Your task is to copy the listing exactly, with the pictures left out.

- **Exercise inputs**
--------

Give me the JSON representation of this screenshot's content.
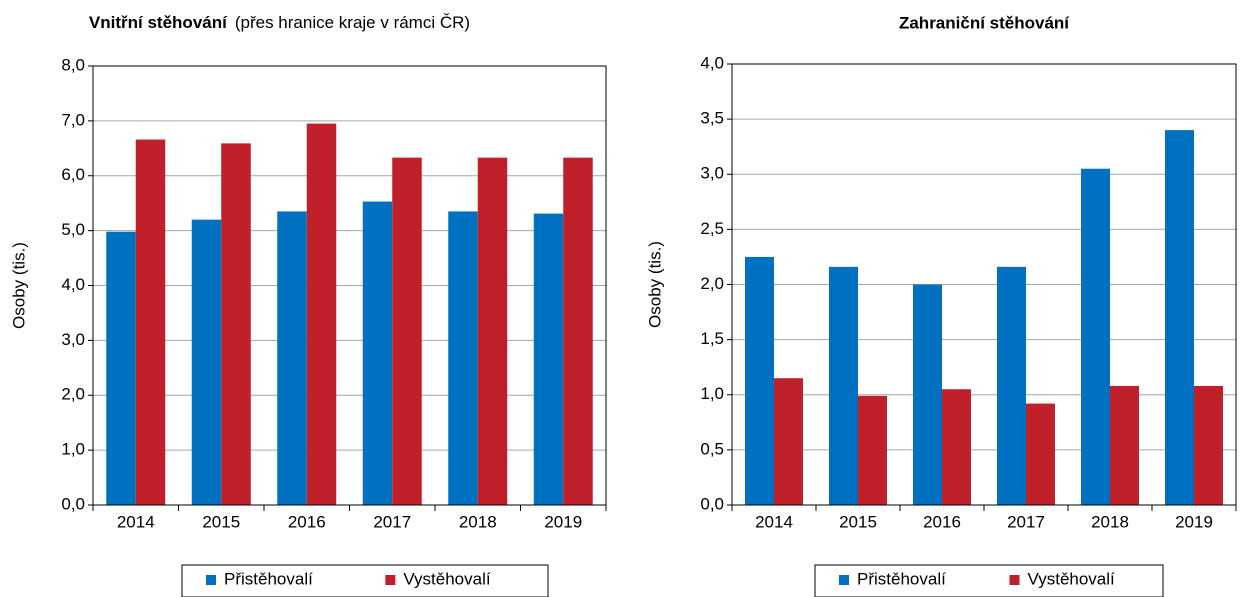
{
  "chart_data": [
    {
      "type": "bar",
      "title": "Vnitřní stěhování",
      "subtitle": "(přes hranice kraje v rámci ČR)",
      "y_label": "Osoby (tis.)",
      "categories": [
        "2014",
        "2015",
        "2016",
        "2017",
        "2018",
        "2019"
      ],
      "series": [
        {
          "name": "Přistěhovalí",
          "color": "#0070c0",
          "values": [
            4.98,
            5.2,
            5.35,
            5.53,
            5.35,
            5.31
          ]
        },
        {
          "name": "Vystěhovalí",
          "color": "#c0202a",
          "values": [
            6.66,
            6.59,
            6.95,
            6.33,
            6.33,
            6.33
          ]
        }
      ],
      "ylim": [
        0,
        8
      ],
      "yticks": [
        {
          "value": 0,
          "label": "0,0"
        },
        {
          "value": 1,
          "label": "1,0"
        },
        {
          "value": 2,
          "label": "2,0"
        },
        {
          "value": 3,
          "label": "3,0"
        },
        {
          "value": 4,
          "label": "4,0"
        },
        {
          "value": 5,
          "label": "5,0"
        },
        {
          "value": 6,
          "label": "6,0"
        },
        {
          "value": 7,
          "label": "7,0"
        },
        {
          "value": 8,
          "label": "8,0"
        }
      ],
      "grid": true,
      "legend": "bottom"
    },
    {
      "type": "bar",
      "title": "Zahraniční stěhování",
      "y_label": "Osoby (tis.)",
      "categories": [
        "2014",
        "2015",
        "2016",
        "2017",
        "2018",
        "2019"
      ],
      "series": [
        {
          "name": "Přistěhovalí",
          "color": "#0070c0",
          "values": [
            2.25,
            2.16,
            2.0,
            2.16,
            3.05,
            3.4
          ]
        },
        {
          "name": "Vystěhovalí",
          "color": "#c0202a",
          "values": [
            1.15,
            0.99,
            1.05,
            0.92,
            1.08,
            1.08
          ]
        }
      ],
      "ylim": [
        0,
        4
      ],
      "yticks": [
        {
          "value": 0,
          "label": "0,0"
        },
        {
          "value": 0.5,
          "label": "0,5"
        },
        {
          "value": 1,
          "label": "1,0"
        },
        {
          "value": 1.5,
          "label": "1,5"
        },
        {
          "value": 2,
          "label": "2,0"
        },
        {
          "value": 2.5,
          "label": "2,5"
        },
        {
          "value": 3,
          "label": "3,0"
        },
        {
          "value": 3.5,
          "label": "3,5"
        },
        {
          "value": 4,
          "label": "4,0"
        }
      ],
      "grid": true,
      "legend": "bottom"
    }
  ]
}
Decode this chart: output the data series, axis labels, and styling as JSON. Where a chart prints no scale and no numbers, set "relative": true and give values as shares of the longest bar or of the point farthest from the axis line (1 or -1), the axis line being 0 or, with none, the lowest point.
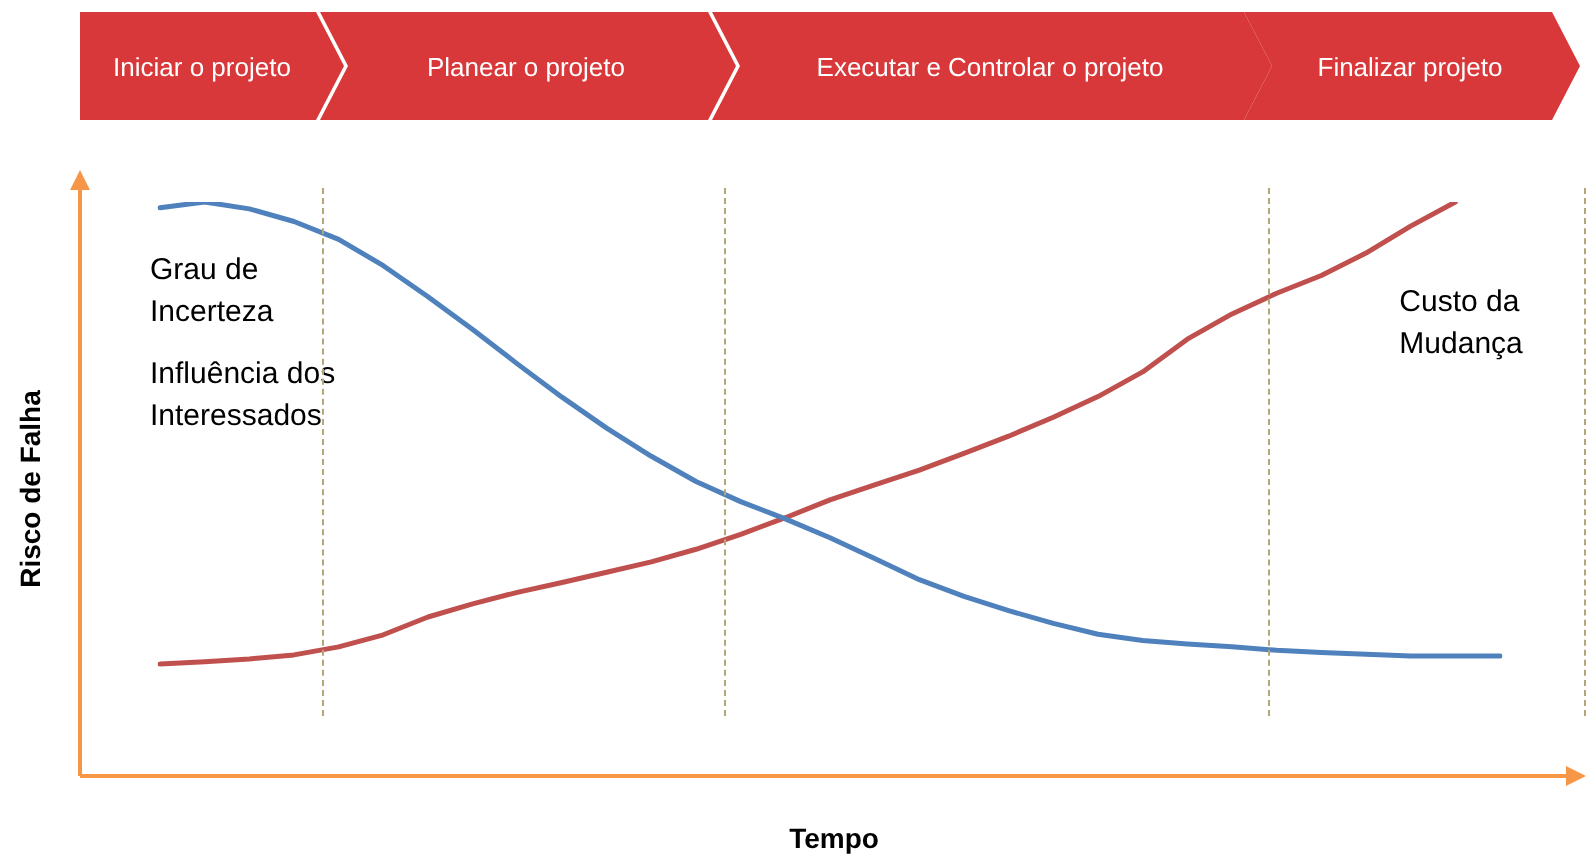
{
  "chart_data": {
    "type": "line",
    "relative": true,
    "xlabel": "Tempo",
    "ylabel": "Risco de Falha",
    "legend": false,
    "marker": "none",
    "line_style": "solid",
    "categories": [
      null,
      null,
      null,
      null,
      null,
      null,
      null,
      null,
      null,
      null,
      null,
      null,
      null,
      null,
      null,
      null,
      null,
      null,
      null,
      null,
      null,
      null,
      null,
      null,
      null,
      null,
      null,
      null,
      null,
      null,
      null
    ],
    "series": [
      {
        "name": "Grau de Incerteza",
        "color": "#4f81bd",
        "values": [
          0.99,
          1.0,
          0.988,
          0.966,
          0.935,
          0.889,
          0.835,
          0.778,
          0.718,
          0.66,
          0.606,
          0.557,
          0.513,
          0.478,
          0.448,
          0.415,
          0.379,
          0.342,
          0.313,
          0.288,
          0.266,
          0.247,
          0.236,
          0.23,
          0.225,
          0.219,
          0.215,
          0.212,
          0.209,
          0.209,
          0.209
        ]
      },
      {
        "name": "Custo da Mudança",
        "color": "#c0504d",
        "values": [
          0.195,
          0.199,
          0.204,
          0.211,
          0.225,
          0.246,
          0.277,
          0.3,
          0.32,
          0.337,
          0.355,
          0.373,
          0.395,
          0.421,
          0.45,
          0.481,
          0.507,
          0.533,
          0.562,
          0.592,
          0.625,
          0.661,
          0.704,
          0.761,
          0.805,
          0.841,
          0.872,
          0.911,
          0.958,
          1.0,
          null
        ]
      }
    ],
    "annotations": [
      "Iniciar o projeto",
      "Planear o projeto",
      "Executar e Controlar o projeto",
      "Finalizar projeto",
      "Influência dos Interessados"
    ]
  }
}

--------

- **Result of the task**
Give me the JSON representation of this screenshot's content.
{
  "chart_data": [
    {
      "type": "bar",
      "title": "Vnitřní stěhování",
      "subtitle": "(přes hranice kraje v rámci ČR)",
      "y_label": "Osoby (tis.)",
      "categories": [
        "2014",
        "2015",
        "2016",
        "2017",
        "2018",
        "2019"
      ],
      "series": [
        {
          "name": "Přistěhovalí",
          "color": "#0070c0",
          "values": [
            4.98,
            5.2,
            5.35,
            5.53,
            5.35,
            5.31
          ]
        },
        {
          "name": "Vystěhovalí",
          "color": "#c0202a",
          "values": [
            6.66,
            6.59,
            6.95,
            6.33,
            6.33,
            6.33
          ]
        }
      ],
      "ylim": [
        0,
        8
      ],
      "yticks": [
        {
          "value": 0,
          "label": "0,0"
        },
        {
          "value": 1,
          "label": "1,0"
        },
        {
          "value": 2,
          "label": "2,0"
        },
        {
          "value": 3,
          "label": "3,0"
        },
        {
          "value": 4,
          "label": "4,0"
        },
        {
          "value": 5,
          "label": "5,0"
        },
        {
          "value": 6,
          "label": "6,0"
        },
        {
          "value": 7,
          "label": "7,0"
        },
        {
          "value": 8,
          "label": "8,0"
        }
      ],
      "grid": true,
      "legend": "bottom"
    },
    {
      "type": "bar",
      "title": "Zahraniční stěhování",
      "y_label": "Osoby (tis.)",
      "categories": [
        "2014",
        "2015",
        "2016",
        "2017",
        "2018",
        "2019"
      ],
      "series": [
        {
          "name": "Přistěhovalí",
          "color": "#0070c0",
          "values": [
            2.25,
            2.16,
            2.0,
            2.16,
            3.05,
            3.4
          ]
        },
        {
          "name": "Vystěhovalí",
          "color": "#c0202a",
          "values": [
            1.15,
            0.99,
            1.05,
            0.92,
            1.08,
            1.08
          ]
        }
      ],
      "ylim": [
        0,
        4
      ],
      "yticks": [
        {
          "value": 0,
          "label": "0,0"
        },
        {
          "value": 0.5,
          "label": "0,5"
        },
        {
          "value": 1,
          "label": "1,0"
        },
        {
          "value": 1.5,
          "label": "1,5"
        },
        {
          "value": 2,
          "label": "2,0"
        },
        {
          "value": 2.5,
          "label": "2,5"
        },
        {
          "value": 3,
          "label": "3,0"
        },
        {
          "value": 3.5,
          "label": "3,5"
        },
        {
          "value": 4,
          "label": "4,0"
        }
      ],
      "grid": true,
      "legend": "bottom"
    }
  ]
}
Decode this chart: output the data series, axis labels, and styling as JSON. Where a chart prints no scale and no numbers, set "relative": true and give values as shares of the longest bar or of the point farthest from the axis line (1 or -1), the axis line being 0 or, with none, the lowest point.
{
  "chart_data": {
    "type": "line",
    "relative": true,
    "xlabel": "Tempo",
    "ylabel": "Risco de Falha",
    "legend": false,
    "marker": "none",
    "line_style": "solid",
    "categories": [
      null,
      null,
      null,
      null,
      null,
      null,
      null,
      null,
      null,
      null,
      null,
      null,
      null,
      null,
      null,
      null,
      null,
      null,
      null,
      null,
      null,
      null,
      null,
      null,
      null,
      null,
      null,
      null,
      null,
      null,
      null
    ],
    "series": [
      {
        "name": "Grau de Incerteza",
        "color": "#4f81bd",
        "values": [
          0.99,
          1.0,
          0.988,
          0.966,
          0.935,
          0.889,
          0.835,
          0.778,
          0.718,
          0.66,
          0.606,
          0.557,
          0.513,
          0.478,
          0.448,
          0.415,
          0.379,
          0.342,
          0.313,
          0.288,
          0.266,
          0.247,
          0.236,
          0.23,
          0.225,
          0.219,
          0.215,
          0.212,
          0.209,
          0.209,
          0.209
        ]
      },
      {
        "name": "Custo da Mudança",
        "color": "#c0504d",
        "values": [
          0.195,
          0.199,
          0.204,
          0.211,
          0.225,
          0.246,
          0.277,
          0.3,
          0.32,
          0.337,
          0.355,
          0.373,
          0.395,
          0.421,
          0.45,
          0.481,
          0.507,
          0.533,
          0.562,
          0.592,
          0.625,
          0.661,
          0.704,
          0.761,
          0.805,
          0.841,
          0.872,
          0.911,
          0.958,
          1.0,
          null
        ]
      }
    ],
    "annotations": [
      "Iniciar o projeto",
      "Planear o projeto",
      "Executar e Controlar o projeto",
      "Finalizar projeto",
      "Influência dos Interessados"
    ]
  }
}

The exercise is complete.